WRITTEN REQUEST: Repeat the listing that follows, character for character, minus the pictures.

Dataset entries
◆ ◆ ◆ ◆

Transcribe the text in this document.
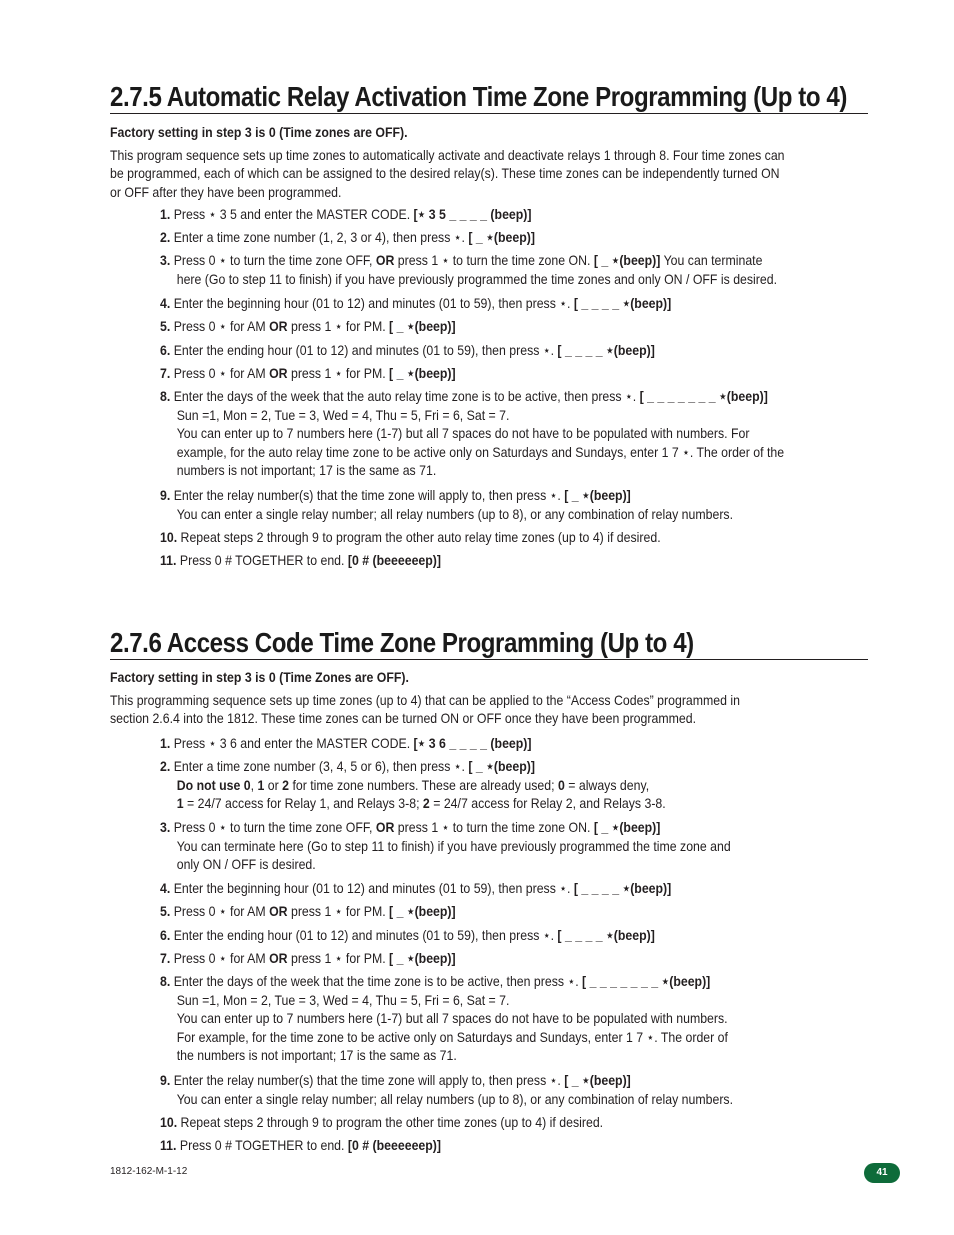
2.7.5 Automatic Relay Activation Time Zone Programming (Up to 4)
Factory setting in step 3 is 0 (Time zones are OFF).
This program sequence sets up time zones to automatically activate and deactivate relays 1 through 8. Four time zones can
be programmed, each of which can be assigned to the desired relay(s). These time zones can be independently turned ON
or OFF after they have been programmed.
1. Press ⋆ 3 5 and enter the MASTER CODE. [⋆ 3 5 _ _ _ _ (beep)]
2. Enter a time zone number (1, 2, 3 or 4), then press ⋆. [ _ ⋆(beep)]
3. Press 0 ⋆ to turn the time zone OFF, OR press 1 ⋆ to turn the time zone ON. [ _ ⋆(beep)] You can terminate
here (Go to step 11 to finish) if you have previously programmed the time zones and only ON / OFF is desired.
4. Enter the beginning hour (01 to 12) and minutes (01 to 59), then press ⋆. [ _ _ _ _ ⋆(beep)]
5. Press 0 ⋆ for AM OR press 1 ⋆ for PM. [ _ ⋆(beep)]
6. Enter the ending hour (01 to 12) and minutes (01 to 59), then press ⋆. [ _ _ _ _ ⋆(beep)]
7. Press 0 ⋆ for AM OR press 1 ⋆ for PM. [ _ ⋆(beep)]
8. Enter the days of the week that the auto relay time zone is to be active, then press ⋆. [ _ _ _ _ _ _ _ ⋆(beep)]
Sun =1, Mon = 2, Tue = 3, Wed = 4, Thu = 5, Fri = 6, Sat = 7.
You can enter up to 7 numbers here (1-7) but all 7 spaces do not have to be populated with numbers. For
example, for the auto relay time zone to be active only on Saturdays and Sundays, enter 1 7 ⋆. The order of the
numbers is not important; 17 is the same as 71.
9. Enter the relay number(s) that the time zone will apply to, then press ⋆. [ _ ⋆(beep)]
You can enter a single relay number; all relay numbers (up to 8), or any combination of relay numbers.
10. Repeat steps 2 through 9 to program the other auto relay time zones (up to 4) if desired.
11. Press 0 # TOGETHER to end. [0 # (beeeeeep)]
2.7.6 Access Code Time Zone Programming (Up to 4)
Factory setting in step 3 is 0 (Time Zones are OFF).
This programming sequence sets up time zones (up to 4) that can be applied to the “Access Codes” programmed in
section 2.6.4 into the 1812. These time zones can be turned ON or OFF once they have been programmed.
1. Press ⋆ 3 6 and enter the MASTER CODE. [⋆ 3 6 _ _ _ _ (beep)]
2. Enter a time zone number (3, 4, 5 or 6), then press ⋆. [ _ ⋆(beep)]
Do not use 0, 1 or 2 for time zone numbers. These are already used; 0 = always deny,
1 = 24/7 access for Relay 1, and Relays 3-8; 2 = 24/7 access for Relay 2, and Relays 3-8.
3. Press 0 ⋆ to turn the time zone OFF, OR press 1 ⋆ to turn the time zone ON. [ _ ⋆(beep)]
You can terminate here (Go to step 11 to finish) if you have previously programmed the time zone and
only ON / OFF is desired.
4. Enter the beginning hour (01 to 12) and minutes (01 to 59), then press ⋆. [ _ _ _ _ ⋆(beep)]
5. Press 0 ⋆ for AM OR press 1 ⋆ for PM. [ _ ⋆(beep)]
6. Enter the ending hour (01 to 12) and minutes (01 to 59), then press ⋆. [ _ _ _ _ ⋆(beep)]
7. Press 0 ⋆ for AM OR press 1 ⋆ for PM. [ _ ⋆(beep)]
8. Enter the days of the week that the time zone is to be active, then press ⋆. [ _ _ _ _ _ _ _ ⋆(beep)]
Sun =1, Mon = 2, Tue = 3, Wed = 4, Thu = 5, Fri = 6, Sat = 7.
You can enter up to 7 numbers here (1-7) but all 7 spaces do not have to be populated with numbers.
For example, for the time zone to be active only on Saturdays and Sundays, enter 1 7 ⋆. The order of
the numbers is not important; 17 is the same as 71.
9. Enter the relay number(s) that the time zone will apply to, then press ⋆. [ _ ⋆(beep)]
You can enter a single relay number; all relay numbers (up to 8), or any combination of relay numbers.
10. Repeat steps 2 through 9 to program the other time zones (up to 4) if desired.
11. Press 0 # TOGETHER to end. [0 # (beeeeeep)]
1812-162-M-1-12	41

◆ ◆ ◆ ◆

ANSWER TO THE PROBLEM:
Transcribe the text in this document.
2.7.5 Automatic Relay Activation Time Zone Programming (Up to 4)
Factory setting in step 3 is 0 (Time zones are OFF).
This program sequence sets up time zones to automatically activate and deactivate relays 1 through 8. Four time zones can
be programmed, each of which can be assigned to the desired relay(s). These time zones can be independently turned ON
or OFF after they have been programmed.
1. Press ⋆ 3 5 and enter the MASTER CODE. [⋆ 3 5 _ _ _ _ (beep)]
2. Enter a time zone number (1, 2, 3 or 4), then press ⋆. [ _ ⋆(beep)]
3. Press 0 ⋆ to turn the time zone OFF, OR press 1 ⋆ to turn the time zone ON. [ _ ⋆(beep)] You can terminate
here (Go to step 11 to finish) if you have previously programmed the time zones and only ON / OFF is desired.
4. Enter the beginning hour (01 to 12) and minutes (01 to 59), then press ⋆. [ _ _ _ _ ⋆(beep)]
5. Press 0 ⋆ for AM OR press 1 ⋆ for PM. [ _ ⋆(beep)]
6. Enter the ending hour (01 to 12) and minutes (01 to 59), then press ⋆. [ _ _ _ _ ⋆(beep)]
7. Press 0 ⋆ for AM OR press 1 ⋆ for PM. [ _ ⋆(beep)]
8. Enter the days of the week that the auto relay time zone is to be active, then press ⋆. [ _ _ _ _ _ _ _ ⋆(beep)]
Sun =1, Mon = 2, Tue = 3, Wed = 4, Thu = 5, Fri = 6, Sat = 7.
You can enter up to 7 numbers here (1-7) but all 7 spaces do not have to be populated with numbers. For
example, for the auto relay time zone to be active only on Saturdays and Sundays, enter 1 7 ⋆. The order of the
numbers is not important; 17 is the same as 71.
9. Enter the relay number(s) that the time zone will apply to, then press ⋆. [ _ ⋆(beep)]
You can enter a single relay number; all relay numbers (up to 8), or any combination of relay numbers.
10. Repeat steps 2 through 9 to program the other auto relay time zones (up to 4) if desired.
11. Press 0 # TOGETHER to end. [0 # (beeeeeep)]
2.7.6 Access Code Time Zone Programming (Up to 4)
Factory setting in step 3 is 0 (Time Zones are OFF).
This programming sequence sets up time zones (up to 4) that can be applied to the “Access Codes” programmed in
section 2.6.4 into the 1812. These time zones can be turned ON or OFF once they have been programmed.
1. Press ⋆ 3 6 and enter the MASTER CODE. [⋆ 3 6 _ _ _ _ (beep)]
2. Enter a time zone number (3, 4, 5 or 6), then press ⋆. [ _ ⋆(beep)]
Do not use 0, 1 or 2 for time zone numbers. These are already used; 0 = always deny,
1 = 24/7 access for Relay 1, and Relays 3-8; 2 = 24/7 access for Relay 2, and Relays 3-8.
3. Press 0 ⋆ to turn the time zone OFF, OR press 1 ⋆ to turn the time zone ON. [ _ ⋆(beep)]
You can terminate here (Go to step 11 to finish) if you have previously programmed the time zone and
only ON / OFF is desired.
4. Enter the beginning hour (01 to 12) and minutes (01 to 59), then press ⋆. [ _ _ _ _ ⋆(beep)]
5. Press 0 ⋆ for AM OR press 1 ⋆ for PM. [ _ ⋆(beep)]
6. Enter the ending hour (01 to 12) and minutes (01 to 59), then press ⋆. [ _ _ _ _ ⋆(beep)]
7. Press 0 ⋆ for AM OR press 1 ⋆ for PM. [ _ ⋆(beep)]
8. Enter the days of the week that the time zone is to be active, then press ⋆. [ _ _ _ _ _ _ _ ⋆(beep)]
Sun =1, Mon = 2, Tue = 3, Wed = 4, Thu = 5, Fri = 6, Sat = 7.
You can enter up to 7 numbers here (1-7) but all 7 spaces do not have to be populated with numbers.
For example, for the time zone to be active only on Saturdays and Sundays, enter 1 7 ⋆. The order of
the numbers is not important; 17 is the same as 71.
9. Enter the relay number(s) that the time zone will apply to, then press ⋆. [ _ ⋆(beep)]
You can enter a single relay number; all relay numbers (up to 8), or any combination of relay numbers.
10. Repeat steps 2 through 9 to program the other time zones (up to 4) if desired.
11. Press 0 # TOGETHER to end. [0 # (beeeeeep)]
1812-162-M-1-12	41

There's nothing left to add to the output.